DIRECTIONS. Every record below should be printed exactly as it appears.

SUPPLIED RECORDS.

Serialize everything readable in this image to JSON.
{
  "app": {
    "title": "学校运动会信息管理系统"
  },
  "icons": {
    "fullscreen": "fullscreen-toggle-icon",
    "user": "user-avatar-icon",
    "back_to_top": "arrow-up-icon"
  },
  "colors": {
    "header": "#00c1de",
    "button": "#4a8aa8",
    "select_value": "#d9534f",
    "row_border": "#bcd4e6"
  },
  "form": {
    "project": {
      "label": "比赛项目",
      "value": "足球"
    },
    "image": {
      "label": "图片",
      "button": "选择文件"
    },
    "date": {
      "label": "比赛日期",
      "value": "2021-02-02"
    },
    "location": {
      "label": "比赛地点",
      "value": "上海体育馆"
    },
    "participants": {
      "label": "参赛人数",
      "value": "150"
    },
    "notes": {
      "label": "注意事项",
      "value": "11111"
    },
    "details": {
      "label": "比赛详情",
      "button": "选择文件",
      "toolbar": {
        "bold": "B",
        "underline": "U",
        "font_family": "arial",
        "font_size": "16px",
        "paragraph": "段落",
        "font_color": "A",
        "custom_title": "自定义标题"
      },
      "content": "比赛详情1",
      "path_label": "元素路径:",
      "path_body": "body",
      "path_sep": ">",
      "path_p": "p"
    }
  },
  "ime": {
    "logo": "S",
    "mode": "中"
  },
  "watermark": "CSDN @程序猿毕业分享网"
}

TASK RESULT.
Serialize everything readable in this image to JSON.
{
  "app": {
    "title": "学校运动会信息管理系统"
  },
  "icons": {
    "fullscreen": "fullscreen-toggle-icon",
    "user": "user-avatar-icon",
    "back_to_top": "arrow-up-icon"
  },
  "colors": {
    "header": "#00c1de",
    "button": "#4a8aa8",
    "select_value": "#d9534f",
    "row_border": "#bcd4e6"
  },
  "form": {
    "project": {
      "label": "比赛项目",
      "value": "足球"
    },
    "image": {
      "label": "图片",
      "button": "选择文件"
    },
    "date": {
      "label": "比赛日期",
      "value": "2021-02-02"
    },
    "location": {
      "label": "比赛地点",
      "value": "上海体育馆"
    },
    "participants": {
      "label": "参赛人数",
      "value": "150"
    },
    "notes": {
      "label": "注意事项",
      "value": "11111"
    },
    "details": {
      "label": "比赛详情",
      "button": "选择文件",
      "toolbar": {
        "bold": "B",
        "underline": "U",
        "font_family": "arial",
        "font_size": "16px",
        "paragraph": "段落",
        "font_color": "A",
        "custom_title": "自定义标题"
      },
      "content": "比赛详情1",
      "path_label": "元素路径:",
      "path_body": "body",
      "path_sep": ">",
      "path_p": "p"
    }
  },
  "ime": {
    "logo": "S",
    "mode": "中"
  },
  "watermark": "CSDN @程序猿毕业分享网"
}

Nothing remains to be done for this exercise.